- _Description of the task_: Type every record exactly as it appears.

##### Record set

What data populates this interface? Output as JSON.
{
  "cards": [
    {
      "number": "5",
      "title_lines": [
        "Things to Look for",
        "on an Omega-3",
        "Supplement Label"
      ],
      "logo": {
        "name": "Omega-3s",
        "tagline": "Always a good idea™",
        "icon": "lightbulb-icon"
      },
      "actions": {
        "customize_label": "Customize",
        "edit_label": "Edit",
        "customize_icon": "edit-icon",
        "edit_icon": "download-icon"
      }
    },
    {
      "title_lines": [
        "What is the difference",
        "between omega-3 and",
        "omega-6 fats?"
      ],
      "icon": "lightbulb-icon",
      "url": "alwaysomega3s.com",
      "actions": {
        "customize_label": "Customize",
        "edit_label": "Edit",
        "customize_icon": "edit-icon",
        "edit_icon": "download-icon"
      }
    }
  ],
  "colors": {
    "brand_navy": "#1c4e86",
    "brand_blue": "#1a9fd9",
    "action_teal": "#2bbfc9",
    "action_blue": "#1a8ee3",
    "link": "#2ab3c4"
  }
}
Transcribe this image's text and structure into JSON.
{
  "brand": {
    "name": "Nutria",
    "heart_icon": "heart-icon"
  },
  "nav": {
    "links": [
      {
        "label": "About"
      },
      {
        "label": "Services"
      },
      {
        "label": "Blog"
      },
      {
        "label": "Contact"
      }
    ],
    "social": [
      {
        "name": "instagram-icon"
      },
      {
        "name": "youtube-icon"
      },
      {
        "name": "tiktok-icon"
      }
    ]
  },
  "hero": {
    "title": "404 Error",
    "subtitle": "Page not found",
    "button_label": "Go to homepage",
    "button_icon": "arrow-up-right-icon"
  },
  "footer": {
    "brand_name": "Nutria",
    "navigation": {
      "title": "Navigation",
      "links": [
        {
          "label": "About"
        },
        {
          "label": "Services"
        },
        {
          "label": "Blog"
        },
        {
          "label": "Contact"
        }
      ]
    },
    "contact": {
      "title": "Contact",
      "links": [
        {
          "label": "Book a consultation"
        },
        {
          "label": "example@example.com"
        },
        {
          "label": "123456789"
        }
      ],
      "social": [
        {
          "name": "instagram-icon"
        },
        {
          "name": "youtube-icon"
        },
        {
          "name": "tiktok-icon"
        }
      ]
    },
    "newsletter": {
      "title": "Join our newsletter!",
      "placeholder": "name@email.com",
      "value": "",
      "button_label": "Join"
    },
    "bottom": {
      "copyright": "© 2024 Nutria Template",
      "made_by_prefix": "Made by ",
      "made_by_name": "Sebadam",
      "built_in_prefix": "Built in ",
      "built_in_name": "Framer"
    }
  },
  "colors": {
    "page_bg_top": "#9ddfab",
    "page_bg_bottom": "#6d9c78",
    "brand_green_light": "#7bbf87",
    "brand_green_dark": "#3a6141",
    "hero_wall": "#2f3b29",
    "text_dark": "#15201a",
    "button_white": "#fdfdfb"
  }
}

##########

- _Result of this exercise_:
What data populates this interface? Output as JSON.
{
  "cards": [
    {
      "number": "5",
      "title_lines": [
        "Things to Look for",
        "on an Omega-3",
        "Supplement Label"
      ],
      "logo": {
        "name": "Omega-3s",
        "tagline": "Always a good idea™",
        "icon": "lightbulb-icon"
      },
      "actions": {
        "customize_label": "Customize",
        "edit_label": "Edit",
        "customize_icon": "edit-icon",
        "edit_icon": "download-icon"
      }
    },
    {
      "title_lines": [
        "What is the difference",
        "between omega-3 and",
        "omega-6 fats?"
      ],
      "icon": "lightbulb-icon",
      "url": "alwaysomega3s.com",
      "actions": {
        "customize_label": "Customize",
        "edit_label": "Edit",
        "customize_icon": "edit-icon",
        "edit_icon": "download-icon"
      }
    }
  ],
  "colors": {
    "brand_navy": "#1c4e86",
    "brand_blue": "#1a9fd9",
    "action_teal": "#2bbfc9",
    "action_blue": "#1a8ee3",
    "link": "#2ab3c4"
  }
}
Transcribe this image's text and structure into JSON.
{
  "brand": {
    "name": "Nutria",
    "heart_icon": "heart-icon"
  },
  "nav": {
    "links": [
      {
        "label": "About"
      },
      {
        "label": "Services"
      },
      {
        "label": "Blog"
      },
      {
        "label": "Contact"
      }
    ],
    "social": [
      {
        "name": "instagram-icon"
      },
      {
        "name": "youtube-icon"
      },
      {
        "name": "tiktok-icon"
      }
    ]
  },
  "hero": {
    "title": "404 Error",
    "subtitle": "Page not found",
    "button_label": "Go to homepage",
    "button_icon": "arrow-up-right-icon"
  },
  "footer": {
    "brand_name": "Nutria",
    "navigation": {
      "title": "Navigation",
      "links": [
        {
          "label": "About"
        },
        {
          "label": "Services"
        },
        {
          "label": "Blog"
        },
        {
          "label": "Contact"
        }
      ]
    },
    "contact": {
      "title": "Contact",
      "links": [
        {
          "label": "Book a consultation"
        },
        {
          "label": "example@example.com"
        },
        {
          "label": "123456789"
        }
      ],
      "social": [
        {
          "name": "instagram-icon"
        },
        {
          "name": "youtube-icon"
        },
        {
          "name": "tiktok-icon"
        }
      ]
    },
    "newsletter": {
      "title": "Join our newsletter!",
      "placeholder": "name@email.com",
      "value": "",
      "button_label": "Join"
    },
    "bottom": {
      "copyright": "© 2024 Nutria Template",
      "made_by_prefix": "Made by ",
      "made_by_name": "Sebadam",
      "built_in_prefix": "Built in ",
      "built_in_name": "Framer"
    }
  },
  "colors": {
    "page_bg_top": "#9ddfab",
    "page_bg_bottom": "#6d9c78",
    "brand_green_light": "#7bbf87",
    "brand_green_dark": "#3a6141",
    "hero_wall": "#2f3b29",
    "text_dark": "#15201a",
    "button_white": "#fdfdfb"
  }
}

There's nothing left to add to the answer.